* START Source material *
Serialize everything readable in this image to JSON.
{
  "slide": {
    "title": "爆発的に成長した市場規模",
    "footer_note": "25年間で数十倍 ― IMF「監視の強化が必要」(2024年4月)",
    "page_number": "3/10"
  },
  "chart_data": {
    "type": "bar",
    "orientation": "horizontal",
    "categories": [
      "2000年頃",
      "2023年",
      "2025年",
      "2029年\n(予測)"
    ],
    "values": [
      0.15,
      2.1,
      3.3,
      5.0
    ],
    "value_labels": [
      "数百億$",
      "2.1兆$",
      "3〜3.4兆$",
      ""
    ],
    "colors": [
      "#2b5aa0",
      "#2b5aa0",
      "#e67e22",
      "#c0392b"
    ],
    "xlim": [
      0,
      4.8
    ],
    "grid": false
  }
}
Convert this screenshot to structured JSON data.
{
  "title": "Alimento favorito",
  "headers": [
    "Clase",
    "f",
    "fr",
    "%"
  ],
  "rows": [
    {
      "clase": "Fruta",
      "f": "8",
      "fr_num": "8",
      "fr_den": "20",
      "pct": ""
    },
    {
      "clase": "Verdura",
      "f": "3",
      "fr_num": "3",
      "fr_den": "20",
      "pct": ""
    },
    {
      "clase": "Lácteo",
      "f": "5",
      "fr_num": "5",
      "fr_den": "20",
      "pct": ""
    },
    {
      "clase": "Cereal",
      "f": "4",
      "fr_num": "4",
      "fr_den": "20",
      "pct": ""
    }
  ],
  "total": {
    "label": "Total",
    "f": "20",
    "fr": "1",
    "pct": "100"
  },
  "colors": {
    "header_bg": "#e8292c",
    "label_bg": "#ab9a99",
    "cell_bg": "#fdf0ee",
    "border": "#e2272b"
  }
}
* END Source material *
* Task statement *
Exactly repeat the lines from the line that contains "Convert this screenshot" to the end of the entries, both included, and leave out all other lines.

* Solution *
Convert this screenshot to structured JSON data.
{
  "title": "Alimento favorito",
  "headers": [
    "Clase",
    "f",
    "fr",
    "%"
  ],
  "rows": [
    {
      "clase": "Fruta",
      "f": "8",
      "fr_num": "8",
      "fr_den": "20",
      "pct": ""
    },
    {
      "clase": "Verdura",
      "f": "3",
      "fr_num": "3",
      "fr_den": "20",
      "pct": ""
    },
    {
      "clase": "Lácteo",
      "f": "5",
      "fr_num": "5",
      "fr_den": "20",
      "pct": ""
    },
    {
      "clase": "Cereal",
      "f": "4",
      "fr_num": "4",
      "fr_den": "20",
      "pct": ""
    }
  ],
  "total": {
    "label": "Total",
    "f": "20",
    "fr": "1",
    "pct": "100"
  },
  "colors": {
    "header_bg": "#e8292c",
    "label_bg": "#ab9a99",
    "cell_bg": "#fdf0ee",
    "border": "#e2272b"
  }
}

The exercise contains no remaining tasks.